-- Begin THE DATA --
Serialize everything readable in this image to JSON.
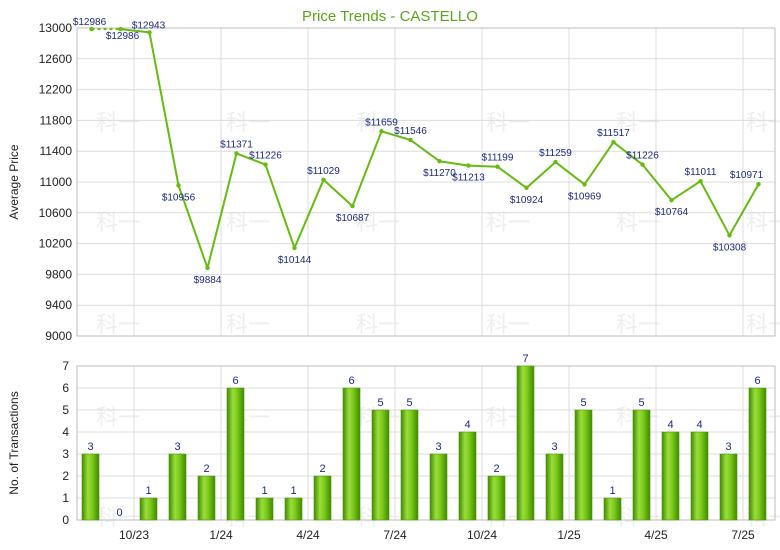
{
  "chart_data": [
    {
      "type": "line",
      "title": "Price Trends - CASTELLO",
      "ylabel": "Average Price",
      "ylim": [
        9000,
        13000
      ],
      "yticks": [
        9000,
        9400,
        9800,
        10200,
        10600,
        11000,
        11400,
        11800,
        12200,
        12600,
        13000
      ],
      "color": "#66bb11",
      "points": [
        {
          "label": "$12986",
          "value": 12986
        },
        {
          "label": "$12986",
          "value": 12986
        },
        {
          "label": "$12943",
          "value": 12943
        },
        {
          "label": "$10956",
          "value": 10956
        },
        {
          "label": "$9884",
          "value": 9884
        },
        {
          "label": "$11371",
          "value": 11371
        },
        {
          "label": "$11226",
          "value": 11226
        },
        {
          "label": "$10144",
          "value": 10144
        },
        {
          "label": "$11029",
          "value": 11029
        },
        {
          "label": "$10687",
          "value": 10687
        },
        {
          "label": "$11659",
          "value": 11659
        },
        {
          "label": "$11546",
          "value": 11546
        },
        {
          "label": "$11270",
          "value": 11270
        },
        {
          "label": "$11213",
          "value": 11213
        },
        {
          "label": "$11199",
          "value": 11199
        },
        {
          "label": "$10924",
          "value": 10924
        },
        {
          "label": "$11259",
          "value": 11259
        },
        {
          "label": "$10969",
          "value": 10969
        },
        {
          "label": "$11517",
          "value": 11517
        },
        {
          "label": "$11226",
          "value": 11226
        },
        {
          "label": "$10764",
          "value": 10764
        },
        {
          "label": "$11011",
          "value": 11011
        },
        {
          "label": "$10308",
          "value": 10308
        },
        {
          "label": "$10971",
          "value": 10971
        }
      ]
    },
    {
      "type": "bar",
      "ylabel": "No. of Transactions",
      "ylim": [
        0,
        7
      ],
      "yticks": [
        0,
        1,
        2,
        3,
        4,
        5,
        6,
        7
      ],
      "color": "#66bb11",
      "values": [
        3,
        0,
        1,
        3,
        2,
        6,
        1,
        1,
        2,
        6,
        5,
        5,
        3,
        4,
        2,
        7,
        3,
        5,
        1,
        5,
        4,
        4,
        3,
        6
      ],
      "xticks": [
        {
          "index": 2,
          "label": "10/23"
        },
        {
          "index": 5,
          "label": "1/24"
        },
        {
          "index": 8,
          "label": "4/24"
        },
        {
          "index": 11,
          "label": "7/24"
        },
        {
          "index": 14,
          "label": "10/24"
        },
        {
          "index": 17,
          "label": "1/25"
        },
        {
          "index": 20,
          "label": "4/25"
        },
        {
          "index": 23,
          "label": "7/25"
        }
      ]
    }
  ],
  "watermark": "科一"
}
-- End THE DATA --
> THE PROBLEM:
List the lines of the material in which the word "ylabel" occurs.

> TASK ANSWER:
      "ylabel": "Average Price",
      "ylabel": "No. of Transactions",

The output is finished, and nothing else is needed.